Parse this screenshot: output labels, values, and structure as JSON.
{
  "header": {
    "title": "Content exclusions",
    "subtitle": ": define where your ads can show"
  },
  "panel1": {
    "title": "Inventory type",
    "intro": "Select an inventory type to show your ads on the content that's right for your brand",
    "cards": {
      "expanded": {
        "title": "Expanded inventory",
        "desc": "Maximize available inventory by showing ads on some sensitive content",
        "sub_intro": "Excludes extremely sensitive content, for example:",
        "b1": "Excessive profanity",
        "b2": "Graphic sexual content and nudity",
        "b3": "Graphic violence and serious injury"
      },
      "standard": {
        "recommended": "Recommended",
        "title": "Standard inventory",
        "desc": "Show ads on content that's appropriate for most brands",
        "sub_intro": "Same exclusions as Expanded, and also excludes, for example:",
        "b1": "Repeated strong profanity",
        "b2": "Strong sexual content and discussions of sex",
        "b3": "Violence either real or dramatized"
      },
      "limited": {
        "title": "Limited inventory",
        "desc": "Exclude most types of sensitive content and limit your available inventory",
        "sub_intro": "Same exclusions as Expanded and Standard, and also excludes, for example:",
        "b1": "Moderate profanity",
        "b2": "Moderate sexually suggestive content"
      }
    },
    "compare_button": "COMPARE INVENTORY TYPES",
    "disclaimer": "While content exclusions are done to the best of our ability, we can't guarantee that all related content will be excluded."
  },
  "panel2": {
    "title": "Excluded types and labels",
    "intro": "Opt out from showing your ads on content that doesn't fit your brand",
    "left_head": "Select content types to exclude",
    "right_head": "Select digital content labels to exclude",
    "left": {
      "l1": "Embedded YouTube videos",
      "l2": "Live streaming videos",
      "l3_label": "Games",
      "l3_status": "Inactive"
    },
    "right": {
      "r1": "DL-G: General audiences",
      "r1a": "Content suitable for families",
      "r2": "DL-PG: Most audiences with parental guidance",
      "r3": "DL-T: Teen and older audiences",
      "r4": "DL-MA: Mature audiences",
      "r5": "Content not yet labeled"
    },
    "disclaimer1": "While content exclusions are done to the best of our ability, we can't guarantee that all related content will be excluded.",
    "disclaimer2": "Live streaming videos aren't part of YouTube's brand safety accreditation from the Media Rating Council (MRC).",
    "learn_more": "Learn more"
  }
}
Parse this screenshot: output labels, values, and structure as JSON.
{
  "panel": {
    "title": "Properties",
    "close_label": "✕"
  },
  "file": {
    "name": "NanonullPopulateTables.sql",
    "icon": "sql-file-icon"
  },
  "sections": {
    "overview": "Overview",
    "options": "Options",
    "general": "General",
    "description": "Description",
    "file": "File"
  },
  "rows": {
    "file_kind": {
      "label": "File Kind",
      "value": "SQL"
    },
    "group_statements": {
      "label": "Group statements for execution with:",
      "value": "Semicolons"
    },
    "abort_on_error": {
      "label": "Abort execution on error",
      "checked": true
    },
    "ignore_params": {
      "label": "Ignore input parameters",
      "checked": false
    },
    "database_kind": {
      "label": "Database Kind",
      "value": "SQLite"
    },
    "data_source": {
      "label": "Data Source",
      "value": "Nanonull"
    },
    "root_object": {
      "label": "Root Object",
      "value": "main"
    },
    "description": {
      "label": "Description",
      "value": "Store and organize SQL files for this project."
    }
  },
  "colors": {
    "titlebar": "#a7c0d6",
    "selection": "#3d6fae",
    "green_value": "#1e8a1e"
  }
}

┄┄┄┄┄┄┄┄┄┄

Show all lines from the listing above in which "will" appears.

    "disclaimer": "While content exclusions are done to the best of our ability, we can't guarantee that all related content will be excluded."
    "disclaimer1": "While content exclusions are done to the best of our ability, we can't guarantee that all related content will be excluded.",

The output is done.